## Task
All material below is to be reproduced exactly.

Dataset rows
-- -- --
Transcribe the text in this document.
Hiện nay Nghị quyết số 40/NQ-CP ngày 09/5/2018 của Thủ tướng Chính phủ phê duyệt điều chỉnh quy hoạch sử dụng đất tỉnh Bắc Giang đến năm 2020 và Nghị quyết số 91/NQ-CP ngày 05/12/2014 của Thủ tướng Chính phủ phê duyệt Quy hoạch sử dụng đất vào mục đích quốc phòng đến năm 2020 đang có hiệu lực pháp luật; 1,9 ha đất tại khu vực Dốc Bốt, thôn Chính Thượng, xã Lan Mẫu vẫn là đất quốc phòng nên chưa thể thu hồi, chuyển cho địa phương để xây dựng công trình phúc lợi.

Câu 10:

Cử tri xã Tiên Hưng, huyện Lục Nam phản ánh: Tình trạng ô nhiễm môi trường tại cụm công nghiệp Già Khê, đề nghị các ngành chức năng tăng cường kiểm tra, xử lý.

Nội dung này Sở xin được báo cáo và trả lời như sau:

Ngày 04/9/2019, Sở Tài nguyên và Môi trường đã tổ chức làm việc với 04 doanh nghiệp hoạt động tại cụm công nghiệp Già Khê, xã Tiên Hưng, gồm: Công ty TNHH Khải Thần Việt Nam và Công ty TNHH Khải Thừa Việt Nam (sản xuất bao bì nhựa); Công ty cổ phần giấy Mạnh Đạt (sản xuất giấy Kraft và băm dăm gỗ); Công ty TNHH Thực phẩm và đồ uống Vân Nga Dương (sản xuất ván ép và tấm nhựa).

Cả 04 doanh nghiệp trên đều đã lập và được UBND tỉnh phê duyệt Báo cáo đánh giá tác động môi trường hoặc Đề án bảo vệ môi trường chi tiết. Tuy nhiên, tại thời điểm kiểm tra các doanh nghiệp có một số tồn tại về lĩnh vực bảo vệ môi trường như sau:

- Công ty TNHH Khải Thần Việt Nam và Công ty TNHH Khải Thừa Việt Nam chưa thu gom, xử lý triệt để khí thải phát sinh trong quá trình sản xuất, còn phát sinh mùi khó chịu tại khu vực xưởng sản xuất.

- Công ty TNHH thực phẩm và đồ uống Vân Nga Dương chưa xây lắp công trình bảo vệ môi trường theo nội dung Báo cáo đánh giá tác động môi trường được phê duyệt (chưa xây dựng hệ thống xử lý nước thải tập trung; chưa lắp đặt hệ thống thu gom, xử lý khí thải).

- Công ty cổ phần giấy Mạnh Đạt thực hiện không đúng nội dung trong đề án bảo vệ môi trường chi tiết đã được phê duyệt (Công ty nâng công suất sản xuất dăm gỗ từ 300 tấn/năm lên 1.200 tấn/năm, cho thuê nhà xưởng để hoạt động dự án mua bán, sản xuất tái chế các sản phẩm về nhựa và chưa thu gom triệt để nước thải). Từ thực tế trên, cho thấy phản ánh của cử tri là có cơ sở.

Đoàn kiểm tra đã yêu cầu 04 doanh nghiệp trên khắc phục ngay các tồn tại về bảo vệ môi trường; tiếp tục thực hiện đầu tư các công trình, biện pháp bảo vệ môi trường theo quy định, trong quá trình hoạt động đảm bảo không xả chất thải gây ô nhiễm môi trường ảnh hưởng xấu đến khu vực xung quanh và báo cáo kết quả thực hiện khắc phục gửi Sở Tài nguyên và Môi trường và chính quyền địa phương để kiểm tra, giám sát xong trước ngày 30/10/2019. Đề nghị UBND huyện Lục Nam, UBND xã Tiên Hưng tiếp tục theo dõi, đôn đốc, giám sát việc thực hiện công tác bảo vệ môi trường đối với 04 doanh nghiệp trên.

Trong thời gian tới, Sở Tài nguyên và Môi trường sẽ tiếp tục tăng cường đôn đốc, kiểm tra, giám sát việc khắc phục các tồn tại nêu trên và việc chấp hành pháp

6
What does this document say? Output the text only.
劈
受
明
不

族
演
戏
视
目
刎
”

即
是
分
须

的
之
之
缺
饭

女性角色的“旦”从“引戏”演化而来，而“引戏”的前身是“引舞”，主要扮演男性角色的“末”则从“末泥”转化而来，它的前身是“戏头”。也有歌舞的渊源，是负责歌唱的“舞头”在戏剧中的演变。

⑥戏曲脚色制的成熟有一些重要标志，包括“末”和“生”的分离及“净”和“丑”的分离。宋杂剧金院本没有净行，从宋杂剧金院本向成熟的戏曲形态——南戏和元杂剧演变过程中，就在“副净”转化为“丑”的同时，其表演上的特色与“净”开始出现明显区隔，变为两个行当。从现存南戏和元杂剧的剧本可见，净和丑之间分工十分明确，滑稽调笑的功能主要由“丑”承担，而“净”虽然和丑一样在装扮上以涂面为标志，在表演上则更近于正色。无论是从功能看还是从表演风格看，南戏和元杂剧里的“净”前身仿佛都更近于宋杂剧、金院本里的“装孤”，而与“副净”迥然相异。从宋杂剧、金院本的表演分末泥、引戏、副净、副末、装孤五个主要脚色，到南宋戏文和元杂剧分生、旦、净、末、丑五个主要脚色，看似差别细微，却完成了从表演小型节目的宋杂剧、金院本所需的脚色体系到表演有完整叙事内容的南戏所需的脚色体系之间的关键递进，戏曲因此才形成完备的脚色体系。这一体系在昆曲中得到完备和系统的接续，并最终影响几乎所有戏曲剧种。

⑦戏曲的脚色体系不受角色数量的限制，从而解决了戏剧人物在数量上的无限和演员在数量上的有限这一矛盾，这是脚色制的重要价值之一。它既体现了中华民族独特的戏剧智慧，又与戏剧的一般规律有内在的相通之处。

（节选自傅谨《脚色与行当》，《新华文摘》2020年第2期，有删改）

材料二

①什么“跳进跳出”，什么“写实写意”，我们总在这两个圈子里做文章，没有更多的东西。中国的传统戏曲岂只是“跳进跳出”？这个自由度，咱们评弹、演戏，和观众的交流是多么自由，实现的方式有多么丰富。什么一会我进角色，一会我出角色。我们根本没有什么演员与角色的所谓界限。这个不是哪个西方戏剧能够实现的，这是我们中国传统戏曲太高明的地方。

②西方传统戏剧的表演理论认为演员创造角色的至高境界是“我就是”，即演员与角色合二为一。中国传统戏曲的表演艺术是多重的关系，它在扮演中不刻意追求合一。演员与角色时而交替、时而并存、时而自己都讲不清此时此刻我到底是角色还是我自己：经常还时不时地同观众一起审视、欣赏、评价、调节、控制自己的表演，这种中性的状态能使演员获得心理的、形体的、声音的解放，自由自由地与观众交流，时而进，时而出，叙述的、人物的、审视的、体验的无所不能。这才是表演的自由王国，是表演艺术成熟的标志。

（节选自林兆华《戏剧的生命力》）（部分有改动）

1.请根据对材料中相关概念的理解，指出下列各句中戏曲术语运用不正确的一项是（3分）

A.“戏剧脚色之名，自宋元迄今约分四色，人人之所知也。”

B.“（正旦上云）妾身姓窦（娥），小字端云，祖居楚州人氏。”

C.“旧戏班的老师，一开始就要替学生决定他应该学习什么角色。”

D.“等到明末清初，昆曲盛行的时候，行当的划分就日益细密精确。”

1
-- -- --
## The output
Transcribe the text in this document.
Hiện nay Nghị quyết số 40/NQ-CP ngày 09/5/2018 của Thủ tướng Chính phủ phê duyệt điều chỉnh quy hoạch sử dụng đất tỉnh Bắc Giang đến năm 2020 và Nghị quyết số 91/NQ-CP ngày 05/12/2014 của Thủ tướng Chính phủ phê duyệt Quy hoạch sử dụng đất vào mục đích quốc phòng đến năm 2020 đang có hiệu lực pháp luật; 1,9 ha đất tại khu vực Dốc Bốt, thôn Chính Thượng, xã Lan Mẫu vẫn là đất quốc phòng nên chưa thể thu hồi, chuyển cho địa phương để xây dựng công trình phúc lợi.

Câu 10:

Cử tri xã Tiên Hưng, huyện Lục Nam phản ánh: Tình trạng ô nhiễm môi trường tại cụm công nghiệp Già Khê, đề nghị các ngành chức năng tăng cường kiểm tra, xử lý.

Nội dung này Sở xin được báo cáo và trả lời như sau:

Ngày 04/9/2019, Sở Tài nguyên và Môi trường đã tổ chức làm việc với 04 doanh nghiệp hoạt động tại cụm công nghiệp Già Khê, xã Tiên Hưng, gồm: Công ty TNHH Khải Thần Việt Nam và Công ty TNHH Khải Thừa Việt Nam (sản xuất bao bì nhựa); Công ty cổ phần giấy Mạnh Đạt (sản xuất giấy Kraft và băm dăm gỗ); Công ty TNHH Thực phẩm và đồ uống Vân Nga Dương (sản xuất ván ép và tấm nhựa).

Cả 04 doanh nghiệp trên đều đã lập và được UBND tỉnh phê duyệt Báo cáo đánh giá tác động môi trường hoặc Đề án bảo vệ môi trường chi tiết. Tuy nhiên, tại thời điểm kiểm tra các doanh nghiệp có một số tồn tại về lĩnh vực bảo vệ môi trường như sau:

- Công ty TNHH Khải Thần Việt Nam và Công ty TNHH Khải Thừa Việt Nam chưa thu gom, xử lý triệt để khí thải phát sinh trong quá trình sản xuất, còn phát sinh mùi khó chịu tại khu vực xưởng sản xuất.

- Công ty TNHH thực phẩm và đồ uống Vân Nga Dương chưa xây lắp công trình bảo vệ môi trường theo nội dung Báo cáo đánh giá tác động môi trường được phê duyệt (chưa xây dựng hệ thống xử lý nước thải tập trung; chưa lắp đặt hệ thống thu gom, xử lý khí thải).

- Công ty cổ phần giấy Mạnh Đạt thực hiện không đúng nội dung trong đề án bảo vệ môi trường chi tiết đã được phê duyệt (Công ty nâng công suất sản xuất dăm gỗ từ 300 tấn/năm lên 1.200 tấn/năm, cho thuê nhà xưởng để hoạt động dự án mua bán, sản xuất tái chế các sản phẩm về nhựa và chưa thu gom triệt để nước thải). Từ thực tế trên, cho thấy phản ánh của cử tri là có cơ sở.

Đoàn kiểm tra đã yêu cầu 04 doanh nghiệp trên khắc phục ngay các tồn tại về bảo vệ môi trường; tiếp tục thực hiện đầu tư các công trình, biện pháp bảo vệ môi trường theo quy định, trong quá trình hoạt động đảm bảo không xả chất thải gây ô nhiễm môi trường ảnh hưởng xấu đến khu vực xung quanh và báo cáo kết quả thực hiện khắc phục gửi Sở Tài nguyên và Môi trường và chính quyền địa phương để kiểm tra, giám sát xong trước ngày 30/10/2019. Đề nghị UBND huyện Lục Nam, UBND xã Tiên Hưng tiếp tục theo dõi, đôn đốc, giám sát việc thực hiện công tác bảo vệ môi trường đối với 04 doanh nghiệp trên.

Trong thời gian tới, Sở Tài nguyên và Môi trường sẽ tiếp tục tăng cường đôn đốc, kiểm tra, giám sát việc khắc phục các tồn tại nêu trên và việc chấp hành pháp

6
What does this document say? Output the text only.
劈
受
明
不

族
演
戏
视
目
刎
”

即
是
分
须

的
之
之
缺
饭

女性角色的“旦”从“引戏”演化而来，而“引戏”的前身是“引舞”，主要扮演男性角色的“末”则从“末泥”转化而来，它的前身是“戏头”。也有歌舞的渊源，是负责歌唱的“舞头”在戏剧中的演变。

⑥戏曲脚色制的成熟有一些重要标志，包括“末”和“生”的分离及“净”和“丑”的分离。宋杂剧金院本没有净行，从宋杂剧金院本向成熟的戏曲形态——南戏和元杂剧演变过程中，就在“副净”转化为“丑”的同时，其表演上的特色与“净”开始出现明显区隔，变为两个行当。从现存南戏和元杂剧的剧本可见，净和丑之间分工十分明确，滑稽调笑的功能主要由“丑”承担，而“净”虽然和丑一样在装扮上以涂面为标志，在表演上则更近于正色。无论是从功能看还是从表演风格看，南戏和元杂剧里的“净”前身仿佛都更近于宋杂剧、金院本里的“装孤”，而与“副净”迥然相异。从宋杂剧、金院本的表演分末泥、引戏、副净、副末、装孤五个主要脚色，到南宋戏文和元杂剧分生、旦、净、末、丑五个主要脚色，看似差别细微，却完成了从表演小型节目的宋杂剧、金院本所需的脚色体系到表演有完整叙事内容的南戏所需的脚色体系之间的关键递进，戏曲因此才形成完备的脚色体系。这一体系在昆曲中得到完备和系统的接续，并最终影响几乎所有戏曲剧种。

⑦戏曲的脚色体系不受角色数量的限制，从而解决了戏剧人物在数量上的无限和演员在数量上的有限这一矛盾，这是脚色制的重要价值之一。它既体现了中华民族独特的戏剧智慧，又与戏剧的一般规律有内在的相通之处。

（节选自傅谨《脚色与行当》，《新华文摘》2020年第2期，有删改）

材料二

①什么“跳进跳出”，什么“写实写意”，我们总在这两个圈子里做文章，没有更多的东西。中国的传统戏曲岂只是“跳进跳出”？这个自由度，咱们评弹、演戏，和观众的交流是多么自由，实现的方式有多么丰富。什么一会我进角色，一会我出角色。我们根本没有什么演员与角色的所谓界限。这个不是哪个西方戏剧能够实现的，这是我们中国传统戏曲太高明的地方。

②西方传统戏剧的表演理论认为演员创造角色的至高境界是“我就是”，即演员与角色合二为一。中国传统戏曲的表演艺术是多重的关系，它在扮演中不刻意追求合一。演员与角色时而交替、时而并存、时而自己都讲不清此时此刻我到底是角色还是我自己：经常还时不时地同观众一起审视、欣赏、评价、调节、控制自己的表演，这种中性的状态能使演员获得心理的、形体的、声音的解放，自由自由地与观众交流，时而进，时而出，叙述的、人物的、审视的、体验的无所不能。这才是表演的自由王国，是表演艺术成熟的标志。

（节选自林兆华《戏剧的生命力》）（部分有改动）

1.请根据对材料中相关概念的理解，指出下列各句中戏曲术语运用不正确的一项是（3分）

A.“戏剧脚色之名，自宋元迄今约分四色，人人之所知也。”

B.“（正旦上云）妾身姓窦（娥），小字端云，祖居楚州人氏。”

C.“旧戏班的老师，一开始就要替学生决定他应该学习什么角色。”

D.“等到明末清初，昆曲盛行的时候，行当的划分就日益细密精确。”

1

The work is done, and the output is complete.